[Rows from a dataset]
'''
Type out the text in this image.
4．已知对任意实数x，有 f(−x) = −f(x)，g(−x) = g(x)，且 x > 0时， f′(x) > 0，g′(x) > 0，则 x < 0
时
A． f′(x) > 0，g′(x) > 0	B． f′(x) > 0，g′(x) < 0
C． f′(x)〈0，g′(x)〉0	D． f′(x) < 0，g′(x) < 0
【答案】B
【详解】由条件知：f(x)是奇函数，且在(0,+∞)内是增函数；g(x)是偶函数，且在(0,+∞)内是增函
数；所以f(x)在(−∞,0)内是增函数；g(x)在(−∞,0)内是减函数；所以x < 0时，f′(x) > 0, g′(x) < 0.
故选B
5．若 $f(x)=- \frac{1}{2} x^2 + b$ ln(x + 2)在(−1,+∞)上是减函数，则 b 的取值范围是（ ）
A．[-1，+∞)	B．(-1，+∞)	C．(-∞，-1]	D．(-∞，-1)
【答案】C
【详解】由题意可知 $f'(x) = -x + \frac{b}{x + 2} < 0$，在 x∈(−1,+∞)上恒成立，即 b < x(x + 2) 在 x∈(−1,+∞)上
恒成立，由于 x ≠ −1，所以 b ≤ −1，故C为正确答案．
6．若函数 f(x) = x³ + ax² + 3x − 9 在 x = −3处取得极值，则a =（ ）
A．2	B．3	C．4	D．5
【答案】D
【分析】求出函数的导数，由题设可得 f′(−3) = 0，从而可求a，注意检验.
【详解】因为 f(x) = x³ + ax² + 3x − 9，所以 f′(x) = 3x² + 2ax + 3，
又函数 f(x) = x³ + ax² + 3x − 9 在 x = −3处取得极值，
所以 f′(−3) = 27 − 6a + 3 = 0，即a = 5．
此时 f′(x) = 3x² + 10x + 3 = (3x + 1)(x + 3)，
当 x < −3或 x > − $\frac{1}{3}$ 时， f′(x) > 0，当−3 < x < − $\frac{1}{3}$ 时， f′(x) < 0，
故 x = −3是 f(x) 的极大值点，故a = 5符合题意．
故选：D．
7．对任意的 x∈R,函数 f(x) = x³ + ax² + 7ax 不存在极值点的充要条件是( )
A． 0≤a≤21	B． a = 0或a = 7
'''
Read through the lines above and collect those that contain the string "frac".

5．若 $f(x)=- \frac{1}{2} x^2 + b$ ln(x + 2)在(−1,+∞)上是减函数，则 b 的取值范围是（ ）
【详解】由题意可知 $f'(x) = -x + \frac{b}{x + 2} < 0$，在 x∈(−1,+∞)上恒成立，即 b < x(x + 2) 在 x∈(−1,+∞)上
当 x < −3或 x > − $\frac{1}{3}$ 时， f′(x) > 0，当−3 < x < − $\frac{1}{3}$ 时， f′(x) < 0，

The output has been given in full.